• **Exercise brief**: In the data below, find every line that has the string "heeft", and copy it.

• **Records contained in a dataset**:

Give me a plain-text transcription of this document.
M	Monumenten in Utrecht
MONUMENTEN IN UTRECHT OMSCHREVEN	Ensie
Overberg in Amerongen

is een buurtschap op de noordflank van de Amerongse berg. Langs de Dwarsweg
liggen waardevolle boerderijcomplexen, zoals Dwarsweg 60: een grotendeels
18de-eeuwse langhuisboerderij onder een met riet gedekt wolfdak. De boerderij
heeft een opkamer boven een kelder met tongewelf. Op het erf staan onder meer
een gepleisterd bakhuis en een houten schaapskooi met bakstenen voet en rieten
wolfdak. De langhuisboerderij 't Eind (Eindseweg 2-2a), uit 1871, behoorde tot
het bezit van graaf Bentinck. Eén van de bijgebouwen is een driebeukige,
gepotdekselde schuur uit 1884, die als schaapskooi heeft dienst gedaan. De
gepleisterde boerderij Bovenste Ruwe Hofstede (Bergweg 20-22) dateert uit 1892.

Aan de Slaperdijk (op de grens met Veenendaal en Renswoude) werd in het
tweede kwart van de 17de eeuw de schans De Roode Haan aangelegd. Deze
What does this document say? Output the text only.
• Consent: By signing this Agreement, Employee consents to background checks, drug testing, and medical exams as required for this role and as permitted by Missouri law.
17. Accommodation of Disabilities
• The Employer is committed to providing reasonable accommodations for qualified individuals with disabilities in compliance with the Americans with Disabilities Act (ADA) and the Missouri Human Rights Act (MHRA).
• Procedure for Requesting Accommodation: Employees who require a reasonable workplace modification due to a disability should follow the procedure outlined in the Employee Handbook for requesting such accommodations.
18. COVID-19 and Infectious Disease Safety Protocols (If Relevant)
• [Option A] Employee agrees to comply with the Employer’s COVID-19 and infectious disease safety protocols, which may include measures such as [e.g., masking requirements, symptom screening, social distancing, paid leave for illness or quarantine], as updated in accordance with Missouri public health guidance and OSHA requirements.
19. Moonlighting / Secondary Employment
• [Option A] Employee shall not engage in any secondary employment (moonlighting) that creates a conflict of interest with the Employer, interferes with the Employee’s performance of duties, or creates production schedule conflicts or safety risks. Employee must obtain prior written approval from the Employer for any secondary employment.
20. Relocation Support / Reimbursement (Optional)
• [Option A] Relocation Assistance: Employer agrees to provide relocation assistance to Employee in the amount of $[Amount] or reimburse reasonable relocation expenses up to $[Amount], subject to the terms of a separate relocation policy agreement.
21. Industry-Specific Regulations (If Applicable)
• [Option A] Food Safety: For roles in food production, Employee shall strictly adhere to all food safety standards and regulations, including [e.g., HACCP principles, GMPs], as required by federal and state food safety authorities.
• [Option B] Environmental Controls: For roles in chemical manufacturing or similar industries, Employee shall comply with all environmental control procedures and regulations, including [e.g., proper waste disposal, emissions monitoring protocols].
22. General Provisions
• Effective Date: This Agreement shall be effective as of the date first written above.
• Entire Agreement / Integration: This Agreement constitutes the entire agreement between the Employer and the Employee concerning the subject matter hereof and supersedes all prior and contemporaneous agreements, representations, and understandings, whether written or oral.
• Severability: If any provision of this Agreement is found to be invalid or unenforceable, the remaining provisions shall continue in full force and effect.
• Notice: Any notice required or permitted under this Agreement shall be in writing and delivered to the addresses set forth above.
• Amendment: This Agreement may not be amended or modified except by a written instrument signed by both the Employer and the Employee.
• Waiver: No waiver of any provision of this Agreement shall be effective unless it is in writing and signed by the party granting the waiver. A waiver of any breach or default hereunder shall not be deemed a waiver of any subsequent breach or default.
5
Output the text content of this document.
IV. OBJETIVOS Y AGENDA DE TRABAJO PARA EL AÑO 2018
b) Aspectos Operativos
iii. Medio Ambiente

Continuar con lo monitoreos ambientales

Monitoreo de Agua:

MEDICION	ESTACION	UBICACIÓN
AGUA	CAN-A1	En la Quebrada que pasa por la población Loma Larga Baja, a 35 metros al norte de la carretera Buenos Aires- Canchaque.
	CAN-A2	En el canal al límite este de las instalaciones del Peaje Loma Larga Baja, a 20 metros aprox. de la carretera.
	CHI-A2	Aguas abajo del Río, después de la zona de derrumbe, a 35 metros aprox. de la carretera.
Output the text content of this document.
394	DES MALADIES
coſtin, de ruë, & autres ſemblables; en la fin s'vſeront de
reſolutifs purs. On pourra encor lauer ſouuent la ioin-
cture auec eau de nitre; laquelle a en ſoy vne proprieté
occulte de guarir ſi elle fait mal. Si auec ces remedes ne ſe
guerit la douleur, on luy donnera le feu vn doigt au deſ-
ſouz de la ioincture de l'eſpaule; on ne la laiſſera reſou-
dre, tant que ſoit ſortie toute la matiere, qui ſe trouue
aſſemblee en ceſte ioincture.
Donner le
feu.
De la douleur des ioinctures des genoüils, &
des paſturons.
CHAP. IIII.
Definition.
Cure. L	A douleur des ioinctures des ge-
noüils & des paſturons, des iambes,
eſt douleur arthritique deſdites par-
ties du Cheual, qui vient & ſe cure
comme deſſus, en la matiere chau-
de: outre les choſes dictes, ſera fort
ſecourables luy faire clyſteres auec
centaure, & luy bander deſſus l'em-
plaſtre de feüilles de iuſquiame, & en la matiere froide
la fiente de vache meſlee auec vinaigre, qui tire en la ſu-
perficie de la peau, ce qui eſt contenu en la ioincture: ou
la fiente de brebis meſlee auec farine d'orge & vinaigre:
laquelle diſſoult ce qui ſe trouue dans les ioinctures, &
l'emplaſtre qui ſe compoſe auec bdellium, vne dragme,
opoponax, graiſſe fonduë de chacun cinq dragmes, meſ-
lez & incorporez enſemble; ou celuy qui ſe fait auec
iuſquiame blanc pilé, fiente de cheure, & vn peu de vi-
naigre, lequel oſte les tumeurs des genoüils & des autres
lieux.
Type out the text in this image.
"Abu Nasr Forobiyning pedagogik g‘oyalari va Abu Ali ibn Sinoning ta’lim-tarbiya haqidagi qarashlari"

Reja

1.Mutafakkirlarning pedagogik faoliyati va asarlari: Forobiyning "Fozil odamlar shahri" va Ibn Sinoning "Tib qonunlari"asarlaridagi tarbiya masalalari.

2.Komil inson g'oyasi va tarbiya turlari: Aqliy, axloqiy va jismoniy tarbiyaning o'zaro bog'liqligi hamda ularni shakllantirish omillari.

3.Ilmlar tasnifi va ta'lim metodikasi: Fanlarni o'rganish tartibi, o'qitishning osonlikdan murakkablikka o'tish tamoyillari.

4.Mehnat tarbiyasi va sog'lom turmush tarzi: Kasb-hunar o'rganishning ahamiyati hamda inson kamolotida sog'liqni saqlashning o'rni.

• **Completed exercise**:
heeft een opkamer boven een kelder met tongewelf. Op het erf staan onder meer
gepotdekselde schuur uit 1884, die als schaapskooi heeft dienst gedaan. De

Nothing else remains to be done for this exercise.